- Short problem a: In the Minnesota Wild post, swap "droves" for "large numbers" and give everything from "If the Wild" down to "change their minds.".

- Selection:
····················

Monday, March 28, 2011

Wild about...apathy

Indifference from players, fans of Minnesota Wild alike as April looms

You know it's bad when...your home fans even stop booing. When the paying customers see that the team has given up. Waived the flag of surrender. Quit. (Sorry, Andrew Brunette, but they have.)Stopped playing like these same fans saw they could just a few short weeks ago. When the Wild were in fifth place in the NHL's Western Conference, one point from a home-ice advantage in the first round of the Stanley Cup Playoffs. And then, and then...

...they rolled over, and they died.

The Wild are 0-7-1 in their last eight games, following an 0-4 road trip and an 0-3-1 home stand where they were out-scored 22-8 in the four games, puncuated by a blowout (8-1 to Montreal, who hasn't won since, BTW), a shut-out (3-0 to Toronto), and by flatout giving up (an embarrassing 6-3 loss to St. Louis, a team which the Wild put out of playoff contention last month on Hockey Day Minnesota).

Wretched doesn't begin to describe the type of play the Wild are exhibiting in front of their fan base right now. The indifference that this team is showing their followers is indeed epic. No jump whatsoever. No pride in receiving an NHL paycheck every two weeks. Not even caring enough to play for each other, even when the head coach, the embattled Todd Richards, is screaming at you during a time-out on the Wild bench.

Even when the puck lay 8 feet from the St. Louis goal, and three Wild players surrounded the puck, NO ONE went for the puck. That is what the Wild have become; the de facto laughingstock of the NHL. Indeed, the Wild are so up against the salary cap, that they will have to jettison some of their current players to have any salary-cap room for next fall. But who will they be playing in front of next September when pre-season begins?

The season-ticket fanbase, the cornerstone of any pro sports franchise, is tired of the blowouts, shut outs, and projects (like James Sheppard) who never seem to pan out. They are fed up with the losing, the lack of progress, and the flat-out giving up. The Wild need an infusion of talent -- real, honest-to-God talent, not more 'character guys' who are 'good in the room'. They need to shed themselves of the 5 unrestricted free agents, and a good amount of the other 'dead weight' this team currently houses on their roster, and get some real talent in here. Talent that can finish. Talent that can score. Talent that can step in and play at the NHL level. Not more third-and-fourth line 'grinders' who are bargain-basement 'projects', who may (or, may not) wind up becoming 'lifers' in the AHL, occasionally coming up for a 'cuppa coffee' in the big leagues.

If the Wild fail to blow it up, and do relatively little between the end of the season (April 10th, sadly) and next September's start of the pre-season, the fans will stay away from the Xcel Energy Center in droves. The Wild sales and marketiung staff will have their hands more than full, trying to get discretionary entertainment dollars out of an already skeptical fan base. And no amount of 'free food' offers, arena give-aways or 'special nights' will help change their minds.

Sunday, March 20, 2011

Minnesota Wild: Poultry Farm

Laying more eggs than a poultry operation, Wild back out of playoff contention

It's true, blogosphere. You really won't have the Minnesota Wild to kick around this spring in the Stanley Cup Playoffs. They'll all be out on golf courses across North America, enjoying the sun, thinking 'what might have been', had they just gone out in March and played like they actually wanted to be participating in the NHL's post-season. Because, with 10 games left in the season of 2010-2011, this team has spit the bit more than a $10 claimer at the horse track.

····················

- Entries shown:
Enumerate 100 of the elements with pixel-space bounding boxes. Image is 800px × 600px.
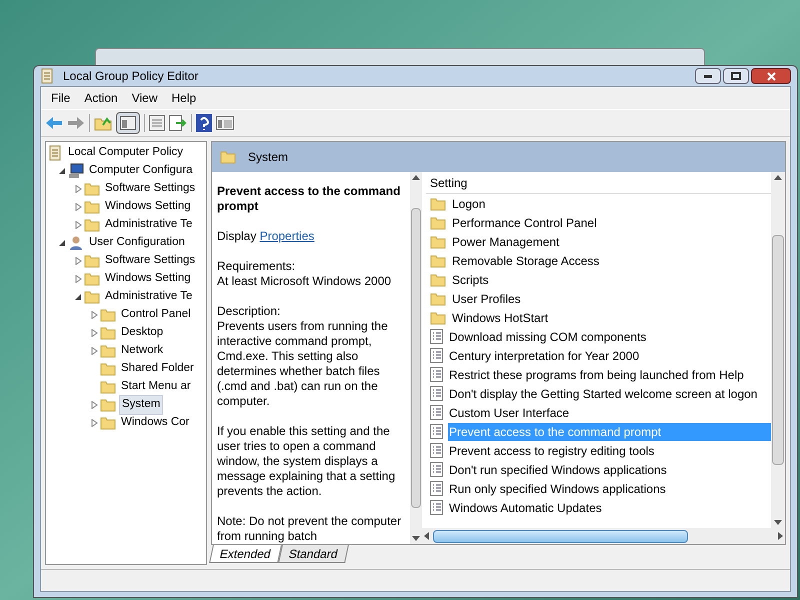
expanded-triangle-icon[interactable]	[59, 167, 66, 175]
list-item[interactable]: Windows Automatic Updates	[448, 498, 771, 516]
properties-link[interactable]: Properties	[260, 229, 314, 243]
list-item[interactable]: Power Management	[451, 232, 771, 250]
menu-item[interactable]: Help	[166, 89, 202, 107]
scroll-right-icon[interactable]	[778, 532, 783, 540]
list-icon[interactable]	[149, 115, 165, 131]
tree-item[interactable]: Network	[119, 342, 166, 360]
tree-item[interactable]: Local Computer Policy	[66, 144, 186, 162]
forward-arrow-icon[interactable]	[67, 116, 85, 130]
tree-item[interactable]: Computer Configura	[87, 162, 195, 180]
list-item[interactable]: Century interpretation for Year 2000	[448, 346, 771, 364]
maximize-button[interactable]	[723, 68, 749, 84]
pane-title: System	[248, 149, 288, 166]
scroll-thumb[interactable]	[411, 208, 421, 508]
minimize-button[interactable]	[695, 68, 721, 84]
list-item[interactable]: Logon	[451, 194, 771, 212]
display-label: Display	[217, 229, 256, 243]
tree-item[interactable]: Start Menu ar	[119, 378, 193, 396]
folder-up-icon[interactable]	[94, 115, 112, 131]
folder-icon	[100, 398, 116, 412]
list-item[interactable]: User Profiles	[451, 290, 771, 308]
close-button[interactable]	[751, 68, 791, 84]
vertical-scrollbar[interactable]	[410, 172, 422, 544]
folder-icon	[84, 290, 100, 304]
collapsed-triangle-icon[interactable]	[91, 419, 98, 427]
collapsed-triangle-icon[interactable]	[75, 185, 82, 193]
setting-document-icon	[430, 481, 443, 496]
list-item[interactable]: Custom User Interface	[448, 404, 771, 422]
list-item[interactable]: Download missing COM components	[448, 328, 771, 346]
computer-icon	[68, 163, 84, 179]
tree-item[interactable]: Software Settings	[103, 252, 198, 270]
folder-icon	[84, 200, 100, 214]
folder-icon	[100, 308, 116, 322]
setting-document-icon	[430, 405, 443, 420]
collapsed-triangle-icon[interactable]	[75, 257, 82, 265]
description-paragraph: Note: Do not prevent the computer from running batch	[217, 514, 402, 544]
menu-item[interactable]: Action	[78, 89, 124, 107]
menu-item[interactable]: View	[126, 89, 164, 107]
scroll-left-icon[interactable]	[424, 532, 429, 540]
setting-document-icon	[430, 348, 443, 363]
folder-icon	[430, 216, 446, 230]
tree-item[interactable]: Software Settings	[103, 180, 198, 198]
setting-document-icon	[430, 500, 443, 515]
setting-document-icon	[430, 386, 443, 401]
export-list-icon[interactable]	[169, 115, 187, 131]
list-item[interactable]: Windows HotStart	[451, 308, 771, 326]
back-arrow-icon[interactable]	[45, 116, 63, 130]
list-item[interactable]: Restrict these programs from being launched from Help	[448, 366, 771, 384]
scroll-thumb[interactable]	[772, 235, 784, 465]
tree-item[interactable]: Windows Setting	[103, 198, 193, 216]
expanded-triangle-icon[interactable]	[59, 239, 66, 247]
collapsed-triangle-icon[interactable]	[91, 329, 98, 337]
list-item[interactable]: Don't display the Getting Started welcome screen at logon	[448, 384, 771, 402]
tree-item[interactable]: Administrative Te	[103, 216, 194, 234]
folder-icon	[100, 326, 116, 340]
scroll-down-icon[interactable]	[412, 536, 420, 541]
folder-icon	[100, 362, 116, 376]
view-tab[interactable]: Extended	[209, 545, 282, 563]
folder-icon	[84, 218, 100, 232]
tree-item[interactable]: Windows Setting	[103, 270, 193, 288]
list-item[interactable]: Scripts	[451, 270, 771, 288]
pane-icon[interactable]	[216, 116, 234, 130]
menu-item[interactable]: File	[45, 89, 76, 107]
list-item[interactable]: Removable Storage Access	[451, 252, 771, 270]
folder-icon	[430, 196, 446, 210]
tree-item[interactable]: Desktop	[119, 324, 166, 342]
view-tab[interactable]: Standard	[278, 545, 348, 563]
help-icon[interactable]	[196, 114, 212, 132]
vertical-scrollbar[interactable]	[771, 172, 785, 528]
collapsed-triangle-icon[interactable]	[91, 347, 98, 355]
scroll-thumb[interactable]	[433, 530, 688, 542]
collapsed-triangle-icon[interactable]	[91, 401, 98, 409]
expanded-triangle-icon[interactable]	[75, 293, 82, 301]
description-paragraph: Requirements: At least Microsoft Windows 2000	[217, 259, 392, 289]
show-tree-button[interactable]	[116, 112, 140, 134]
tree-item[interactable]: User Configuration	[87, 234, 187, 252]
folder-icon	[84, 272, 100, 286]
folder-icon	[100, 344, 116, 358]
collapsed-triangle-icon[interactable]	[75, 203, 82, 211]
collapsed-triangle-icon[interactable]	[75, 221, 82, 229]
tree-item[interactable]: Control Panel	[119, 306, 193, 324]
horizontal-scrollbar[interactable]	[422, 528, 785, 544]
list-item[interactable]: Performance Control Panel	[451, 214, 771, 232]
folder-icon	[430, 310, 446, 324]
list-item[interactable]: Run only specified Windows applications	[448, 480, 771, 498]
scroll-icon	[48, 145, 63, 161]
tree-item[interactable]: Windows Cor	[119, 414, 192, 432]
setting-document-icon	[430, 462, 443, 477]
scroll-down-icon[interactable]	[774, 520, 782, 525]
folder-icon	[100, 380, 116, 394]
scroll-up-icon[interactable]	[412, 175, 420, 180]
tree-item[interactable]: System	[119, 395, 164, 415]
collapsed-triangle-icon[interactable]	[91, 311, 98, 319]
tree-item[interactable]: Administrative Te	[103, 288, 194, 306]
list-item[interactable]: Don't run specified Windows applications	[448, 460, 771, 478]
scroll-up-icon[interactable]	[774, 175, 782, 180]
list-item[interactable]: Prevent access to registry editing tools	[448, 442, 771, 460]
tree-item[interactable]: Shared Folder	[119, 360, 196, 378]
collapsed-triangle-icon[interactable]	[75, 275, 82, 283]
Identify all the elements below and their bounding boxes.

····················

- Short problem b: Write out the rows, everything from the line containing "167, 66, 175]" down to the line containing "185, 82, 193]", both ends included and each line unchanged.

- Answer a:
If the Wild fail to blow it up, and do relatively little between the end of the season (April 10th, sadly) and next September's start of the pre-season, the fans will stay away from the Xcel Energy Center in large numbers. The Wild sales and marketiung staff will have their hands more than full, trying to get discretionary entertainment dollars out of an already skeptical fan base. And no amount of 'free food' offers, arena give-aways or 'special nights' will help change their minds.

- Answer b:
expanded-triangle-icon[interactable]	[59, 167, 66, 175]
list-item[interactable]: Windows Automatic Updates	[448, 498, 771, 516]
properties-link[interactable]: Properties	[260, 229, 314, 243]
list-item[interactable]: Power Management	[451, 232, 771, 250]
menu-item[interactable]: Help	[166, 89, 202, 107]
scroll-right-icon[interactable]	[778, 532, 783, 540]
list-icon[interactable]	[149, 115, 165, 131]
tree-item[interactable]: Network	[119, 342, 166, 360]
tree-item[interactable]: Local Computer Policy	[66, 144, 186, 162]
forward-arrow-icon[interactable]	[67, 116, 85, 130]
tree-item[interactable]: Computer Configura	[87, 162, 195, 180]
list-item[interactable]: Century interpretation for Year 2000	[448, 346, 771, 364]
maximize-button[interactable]	[723, 68, 749, 84]
pane-title: System	[248, 149, 288, 166]
scroll-thumb[interactable]	[411, 208, 421, 508]
minimize-button[interactable]	[695, 68, 721, 84]
list-item[interactable]: Logon	[451, 194, 771, 212]
display-label: Display	[217, 229, 256, 243]
tree-item[interactable]: Start Menu ar	[119, 378, 193, 396]
folder-up-icon[interactable]	[94, 115, 112, 131]
folder-icon	[100, 398, 116, 412]
list-item[interactable]: User Profiles	[451, 290, 771, 308]
close-button[interactable]	[751, 68, 791, 84]
vertical-scrollbar[interactable]	[410, 172, 422, 544]
folder-icon	[84, 290, 100, 304]
collapsed-triangle-icon[interactable]	[91, 419, 98, 427]
collapsed-triangle-icon[interactable]	[75, 185, 82, 193]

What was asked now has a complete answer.